Begin
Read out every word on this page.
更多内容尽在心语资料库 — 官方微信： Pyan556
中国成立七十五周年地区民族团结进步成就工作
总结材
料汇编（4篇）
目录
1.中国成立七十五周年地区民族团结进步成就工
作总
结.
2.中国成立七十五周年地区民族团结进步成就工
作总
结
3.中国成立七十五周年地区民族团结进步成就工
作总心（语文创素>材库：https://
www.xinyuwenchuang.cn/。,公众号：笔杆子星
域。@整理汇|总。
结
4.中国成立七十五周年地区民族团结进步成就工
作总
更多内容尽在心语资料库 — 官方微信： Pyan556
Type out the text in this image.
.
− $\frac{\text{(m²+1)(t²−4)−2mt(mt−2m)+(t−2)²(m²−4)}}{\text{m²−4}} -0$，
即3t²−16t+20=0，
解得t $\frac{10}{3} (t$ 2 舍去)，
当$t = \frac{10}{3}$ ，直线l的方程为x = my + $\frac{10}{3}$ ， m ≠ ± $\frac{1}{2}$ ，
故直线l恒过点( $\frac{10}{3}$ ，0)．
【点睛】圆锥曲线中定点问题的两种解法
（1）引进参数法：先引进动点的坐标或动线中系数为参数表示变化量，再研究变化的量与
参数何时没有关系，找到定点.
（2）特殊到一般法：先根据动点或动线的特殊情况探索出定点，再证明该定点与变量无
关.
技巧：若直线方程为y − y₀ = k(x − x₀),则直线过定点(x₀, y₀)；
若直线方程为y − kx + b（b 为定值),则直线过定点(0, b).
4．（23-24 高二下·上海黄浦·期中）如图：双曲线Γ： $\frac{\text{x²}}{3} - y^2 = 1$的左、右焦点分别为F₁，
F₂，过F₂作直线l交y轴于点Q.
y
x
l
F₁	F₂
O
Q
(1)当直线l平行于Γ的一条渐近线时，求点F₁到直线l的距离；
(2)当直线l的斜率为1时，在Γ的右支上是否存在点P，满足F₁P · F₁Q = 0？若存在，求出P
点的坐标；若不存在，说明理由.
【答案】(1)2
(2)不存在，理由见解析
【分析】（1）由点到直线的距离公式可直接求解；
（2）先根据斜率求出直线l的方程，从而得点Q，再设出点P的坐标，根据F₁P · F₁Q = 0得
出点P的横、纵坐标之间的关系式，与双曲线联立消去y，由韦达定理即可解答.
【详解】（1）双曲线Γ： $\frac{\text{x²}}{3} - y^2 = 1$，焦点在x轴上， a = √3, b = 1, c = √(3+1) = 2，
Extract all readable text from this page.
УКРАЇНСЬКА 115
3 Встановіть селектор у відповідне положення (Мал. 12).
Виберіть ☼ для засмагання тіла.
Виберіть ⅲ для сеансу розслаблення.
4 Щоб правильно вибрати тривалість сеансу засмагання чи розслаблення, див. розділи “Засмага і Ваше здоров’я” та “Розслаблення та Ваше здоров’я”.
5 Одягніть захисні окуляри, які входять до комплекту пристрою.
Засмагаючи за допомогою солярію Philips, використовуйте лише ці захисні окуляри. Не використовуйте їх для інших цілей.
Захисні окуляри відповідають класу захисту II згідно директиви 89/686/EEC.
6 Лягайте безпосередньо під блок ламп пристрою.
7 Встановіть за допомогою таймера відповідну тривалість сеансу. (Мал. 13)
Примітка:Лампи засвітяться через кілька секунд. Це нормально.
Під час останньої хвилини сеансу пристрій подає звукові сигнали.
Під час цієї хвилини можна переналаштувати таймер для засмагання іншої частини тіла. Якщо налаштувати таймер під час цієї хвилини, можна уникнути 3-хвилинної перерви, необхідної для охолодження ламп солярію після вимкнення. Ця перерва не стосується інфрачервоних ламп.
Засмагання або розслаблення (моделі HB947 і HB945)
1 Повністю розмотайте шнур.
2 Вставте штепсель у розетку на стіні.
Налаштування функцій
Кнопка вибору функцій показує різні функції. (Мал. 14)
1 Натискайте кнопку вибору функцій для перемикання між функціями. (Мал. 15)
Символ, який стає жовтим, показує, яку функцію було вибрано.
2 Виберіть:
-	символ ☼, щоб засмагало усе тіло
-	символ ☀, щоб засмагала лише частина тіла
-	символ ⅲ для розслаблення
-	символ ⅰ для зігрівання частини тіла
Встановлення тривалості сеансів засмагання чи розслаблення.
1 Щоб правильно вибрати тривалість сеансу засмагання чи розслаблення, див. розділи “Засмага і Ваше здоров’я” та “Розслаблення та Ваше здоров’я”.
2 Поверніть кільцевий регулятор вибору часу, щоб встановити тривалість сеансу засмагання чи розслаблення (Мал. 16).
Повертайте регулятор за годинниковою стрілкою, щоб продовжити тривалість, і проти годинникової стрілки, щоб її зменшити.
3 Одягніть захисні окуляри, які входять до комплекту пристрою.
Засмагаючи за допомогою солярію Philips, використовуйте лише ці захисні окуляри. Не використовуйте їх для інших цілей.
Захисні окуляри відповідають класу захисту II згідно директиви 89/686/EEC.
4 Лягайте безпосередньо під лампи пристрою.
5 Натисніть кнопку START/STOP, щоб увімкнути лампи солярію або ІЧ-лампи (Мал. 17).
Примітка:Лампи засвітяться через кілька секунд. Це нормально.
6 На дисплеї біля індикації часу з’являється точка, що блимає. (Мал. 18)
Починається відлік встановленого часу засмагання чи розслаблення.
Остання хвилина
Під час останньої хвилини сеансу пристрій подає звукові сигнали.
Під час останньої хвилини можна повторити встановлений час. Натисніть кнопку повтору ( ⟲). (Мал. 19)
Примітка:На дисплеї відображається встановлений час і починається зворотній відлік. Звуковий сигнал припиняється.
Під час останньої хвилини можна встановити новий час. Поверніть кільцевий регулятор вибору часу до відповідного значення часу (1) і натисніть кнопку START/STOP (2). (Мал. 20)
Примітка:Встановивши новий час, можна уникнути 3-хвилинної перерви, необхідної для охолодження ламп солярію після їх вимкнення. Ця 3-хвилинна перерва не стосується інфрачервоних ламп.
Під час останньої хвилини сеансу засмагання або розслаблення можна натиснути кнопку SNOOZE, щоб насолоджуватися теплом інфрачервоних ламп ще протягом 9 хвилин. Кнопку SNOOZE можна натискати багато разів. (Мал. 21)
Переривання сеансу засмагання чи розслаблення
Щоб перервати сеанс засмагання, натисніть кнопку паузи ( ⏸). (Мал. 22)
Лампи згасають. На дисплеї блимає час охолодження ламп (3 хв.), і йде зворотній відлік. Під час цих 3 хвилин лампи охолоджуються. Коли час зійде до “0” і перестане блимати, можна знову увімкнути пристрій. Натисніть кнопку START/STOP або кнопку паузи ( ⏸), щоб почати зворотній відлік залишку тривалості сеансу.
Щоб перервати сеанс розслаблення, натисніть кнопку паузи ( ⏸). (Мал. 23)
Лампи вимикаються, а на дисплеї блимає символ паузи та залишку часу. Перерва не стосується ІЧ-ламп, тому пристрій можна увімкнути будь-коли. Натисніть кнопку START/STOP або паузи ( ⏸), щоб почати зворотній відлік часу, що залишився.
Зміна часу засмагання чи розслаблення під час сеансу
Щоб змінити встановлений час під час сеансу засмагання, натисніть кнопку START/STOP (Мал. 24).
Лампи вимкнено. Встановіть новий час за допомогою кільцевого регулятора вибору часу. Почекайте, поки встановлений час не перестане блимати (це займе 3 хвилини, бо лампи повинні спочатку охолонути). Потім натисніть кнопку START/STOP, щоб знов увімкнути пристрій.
End
Give only the count of lines in the data that include the string "здоров".

2